§ PROBLEM:
For the copy, please give all of the data again exactly and leave the pictures out.
--- Start MATERIAL FOR THIS TASK ---
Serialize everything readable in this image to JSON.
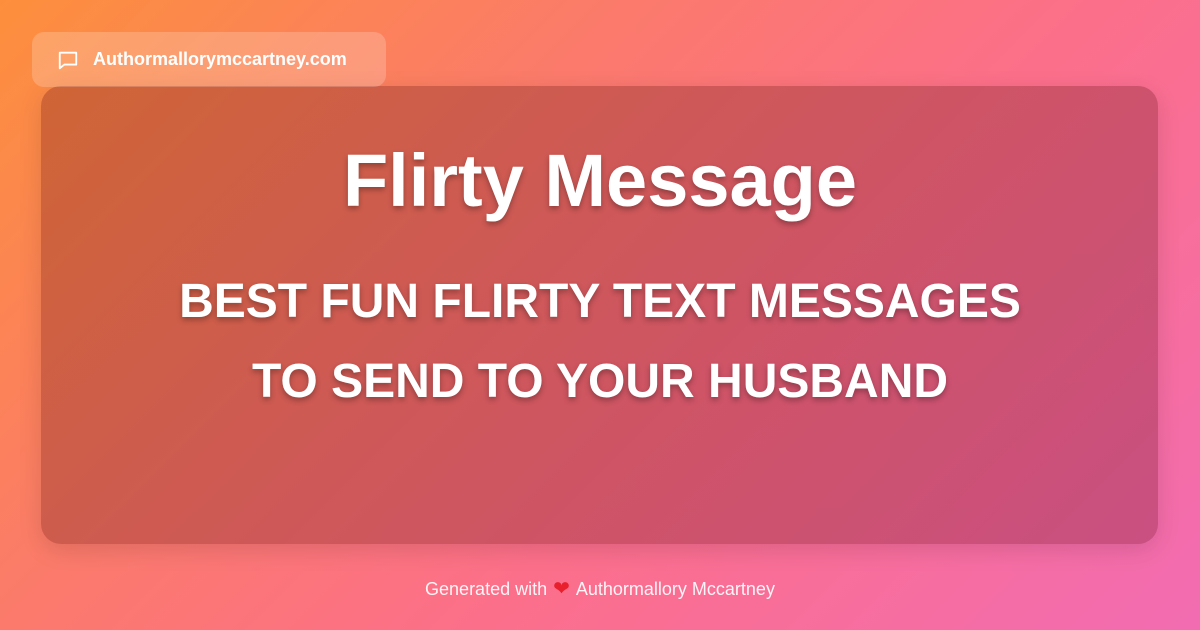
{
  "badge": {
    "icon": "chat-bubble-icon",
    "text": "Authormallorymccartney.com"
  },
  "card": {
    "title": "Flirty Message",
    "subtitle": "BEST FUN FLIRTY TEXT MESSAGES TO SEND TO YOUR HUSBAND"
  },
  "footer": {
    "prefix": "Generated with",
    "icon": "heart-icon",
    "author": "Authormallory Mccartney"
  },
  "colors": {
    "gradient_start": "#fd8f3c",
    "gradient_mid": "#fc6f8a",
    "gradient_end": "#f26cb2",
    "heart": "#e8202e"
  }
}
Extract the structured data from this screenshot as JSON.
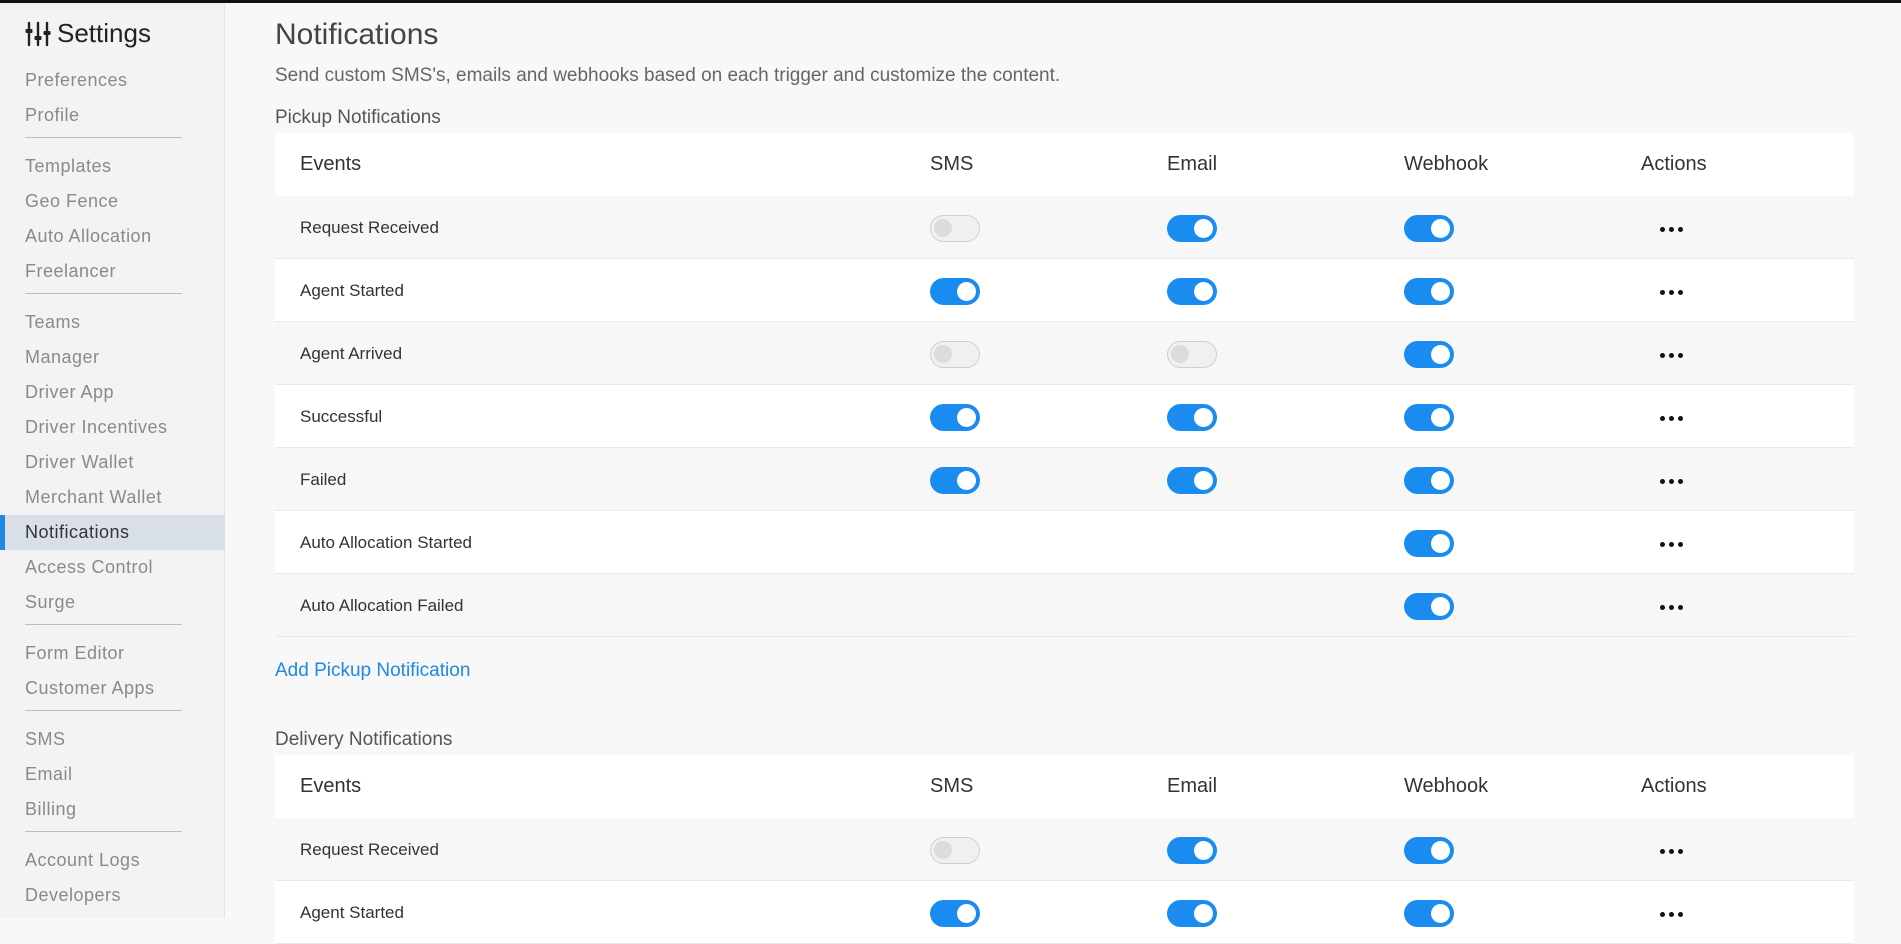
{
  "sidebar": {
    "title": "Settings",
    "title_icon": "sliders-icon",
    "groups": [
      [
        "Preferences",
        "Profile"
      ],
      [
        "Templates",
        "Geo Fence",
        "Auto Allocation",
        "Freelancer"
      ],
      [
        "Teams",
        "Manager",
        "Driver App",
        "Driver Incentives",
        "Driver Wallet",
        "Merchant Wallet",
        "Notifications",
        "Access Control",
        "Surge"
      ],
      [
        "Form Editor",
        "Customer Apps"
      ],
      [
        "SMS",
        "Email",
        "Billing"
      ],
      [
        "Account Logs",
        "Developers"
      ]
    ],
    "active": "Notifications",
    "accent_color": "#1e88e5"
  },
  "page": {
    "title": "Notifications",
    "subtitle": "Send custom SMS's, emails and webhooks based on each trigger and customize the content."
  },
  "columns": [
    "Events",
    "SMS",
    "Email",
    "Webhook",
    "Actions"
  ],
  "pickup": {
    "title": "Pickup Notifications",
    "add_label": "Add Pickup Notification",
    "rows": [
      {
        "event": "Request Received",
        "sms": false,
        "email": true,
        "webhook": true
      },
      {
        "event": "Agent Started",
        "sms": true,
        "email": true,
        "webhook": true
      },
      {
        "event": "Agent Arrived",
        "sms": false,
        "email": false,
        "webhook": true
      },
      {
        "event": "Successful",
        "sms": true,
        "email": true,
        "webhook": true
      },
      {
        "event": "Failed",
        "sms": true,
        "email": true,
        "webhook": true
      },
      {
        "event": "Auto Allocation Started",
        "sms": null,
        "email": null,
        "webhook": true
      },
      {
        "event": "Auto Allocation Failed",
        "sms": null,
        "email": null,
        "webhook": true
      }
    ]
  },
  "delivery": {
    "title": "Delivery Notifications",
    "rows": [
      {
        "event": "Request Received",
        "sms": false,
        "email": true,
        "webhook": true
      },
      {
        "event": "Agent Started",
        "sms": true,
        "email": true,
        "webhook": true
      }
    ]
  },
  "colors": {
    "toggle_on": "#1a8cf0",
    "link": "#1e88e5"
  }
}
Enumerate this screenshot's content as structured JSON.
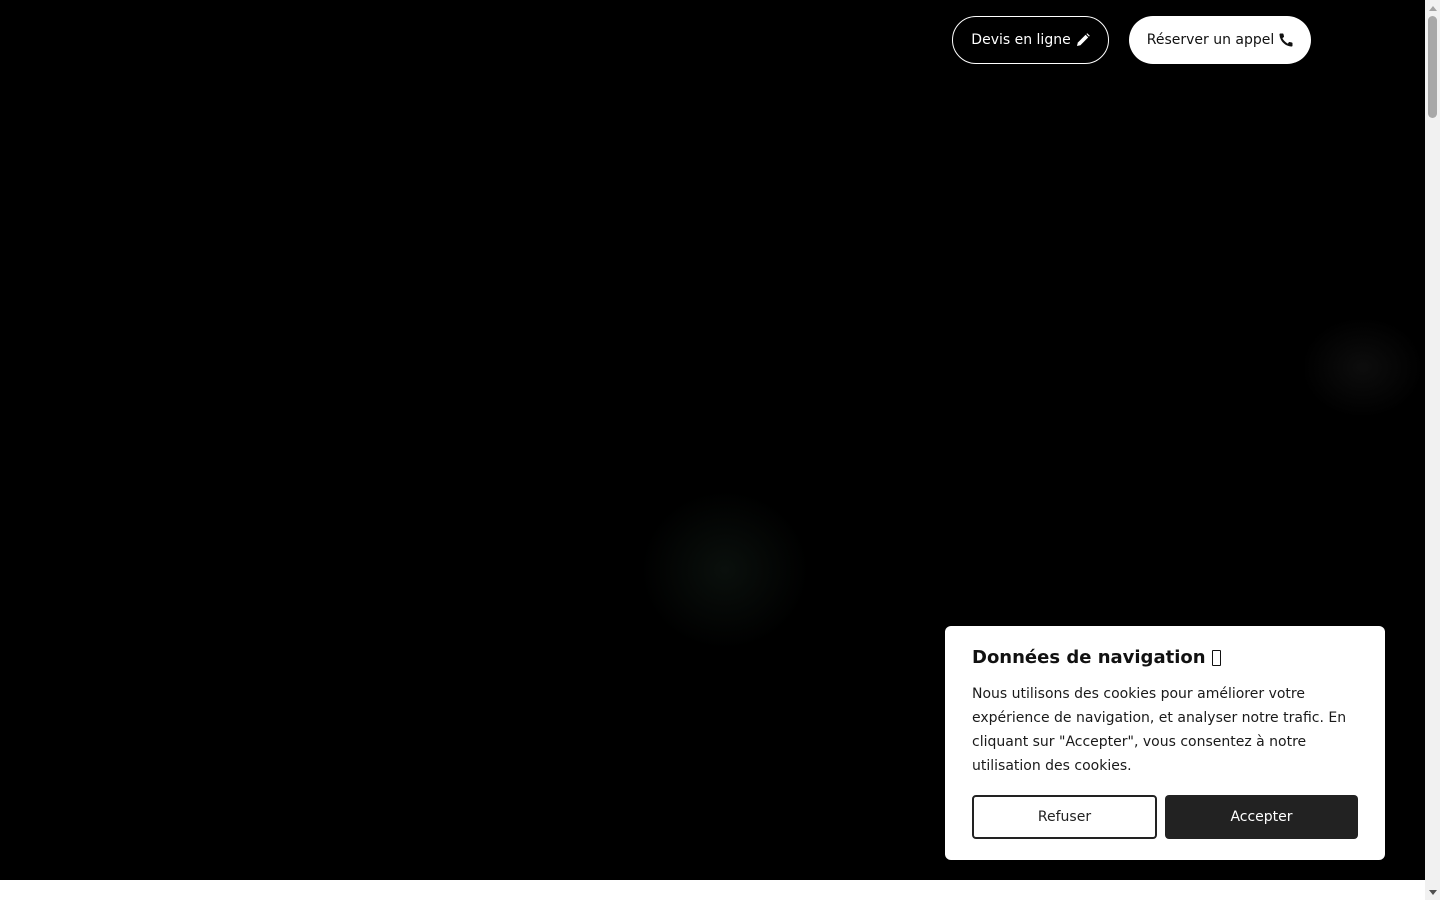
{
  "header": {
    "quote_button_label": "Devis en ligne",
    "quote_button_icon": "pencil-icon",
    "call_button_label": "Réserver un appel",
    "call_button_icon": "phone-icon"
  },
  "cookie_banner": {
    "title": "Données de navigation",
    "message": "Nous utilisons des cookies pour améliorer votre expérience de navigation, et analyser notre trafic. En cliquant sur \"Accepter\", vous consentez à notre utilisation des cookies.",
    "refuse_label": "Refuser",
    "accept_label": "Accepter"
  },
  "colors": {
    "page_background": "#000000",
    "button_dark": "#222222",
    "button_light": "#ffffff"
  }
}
--- End MATERIAL FOR THIS TASK ---
§ TASK RESPONSE:
Serialize everything readable in this image to JSON.
{
  "badge": {
    "icon": "chat-bubble-icon",
    "text": "Authormallorymccartney.com"
  },
  "card": {
    "title": "Flirty Message",
    "subtitle": "BEST FUN FLIRTY TEXT MESSAGES TO SEND TO YOUR HUSBAND"
  },
  "footer": {
    "prefix": "Generated with",
    "icon": "heart-icon",
    "author": "Authormallory Mccartney"
  },
  "colors": {
    "gradient_start": "#fd8f3c",
    "gradient_mid": "#fc6f8a",
    "gradient_end": "#f26cb2",
    "heart": "#e8202e"
  }
}
Extract the structured data from this screenshot as JSON.
{
  "sidebar": {
    "title": "Settings",
    "title_icon": "sliders-icon",
    "groups": [
      [
        "Preferences",
        "Profile"
      ],
      [
        "Templates",
        "Geo Fence",
        "Auto Allocation",
        "Freelancer"
      ],
      [
        "Teams",
        "Manager",
        "Driver App",
        "Driver Incentives",
        "Driver Wallet",
        "Merchant Wallet",
        "Notifications",
        "Access Control",
        "Surge"
      ],
      [
        "Form Editor",
        "Customer Apps"
      ],
      [
        "SMS",
        "Email",
        "Billing"
      ],
      [
        "Account Logs",
        "Developers"
      ]
    ],
    "active": "Notifications",
    "accent_color": "#1e88e5"
  },
  "page": {
    "title": "Notifications",
    "subtitle": "Send custom SMS's, emails and webhooks based on each trigger and customize the content."
  },
  "columns": [
    "Events",
    "SMS",
    "Email",
    "Webhook",
    "Actions"
  ],
  "pickup": {
    "title": "Pickup Notifications",
    "add_label": "Add Pickup Notification",
    "rows": [
      {
        "event": "Request Received",
        "sms": false,
        "email": true,
        "webhook": true
      },
      {
        "event": "Agent Started",
        "sms": true,
        "email": true,
        "webhook": true
      },
      {
        "event": "Agent Arrived",
        "sms": false,
        "email": false,
        "webhook": true
      },
      {
        "event": "Successful",
        "sms": true,
        "email": true,
        "webhook": true
      },
      {
        "event": "Failed",
        "sms": true,
        "email": true,
        "webhook": true
      },
      {
        "event": "Auto Allocation Started",
        "sms": null,
        "email": null,
        "webhook": true
      },
      {
        "event": "Auto Allocation Failed",
        "sms": null,
        "email": null,
        "webhook": true
      }
    ]
  },
  "delivery": {
    "title": "Delivery Notifications",
    "rows": [
      {
        "event": "Request Received",
        "sms": false,
        "email": true,
        "webhook": true
      },
      {
        "event": "Agent Started",
        "sms": true,
        "email": true,
        "webhook": true
      }
    ]
  },
  "colors": {
    "toggle_on": "#1a8cf0",
    "link": "#1e88e5"
  }
}
Enumerate this screenshot's content as structured JSON.
{
  "header": {
    "quote_button_label": "Devis en ligne",
    "quote_button_icon": "pencil-icon",
    "call_button_label": "Réserver un appel",
    "call_button_icon": "phone-icon"
  },
  "cookie_banner": {
    "title": "Données de navigation",
    "message": "Nous utilisons des cookies pour améliorer votre expérience de navigation, et analyser notre trafic. En cliquant sur \"Accepter\", vous consentez à notre utilisation des cookies.",
    "refuse_label": "Refuser",
    "accept_label": "Accepter"
  },
  "colors": {
    "page_background": "#000000",
    "button_dark": "#222222",
    "button_light": "#ffffff"
  }
}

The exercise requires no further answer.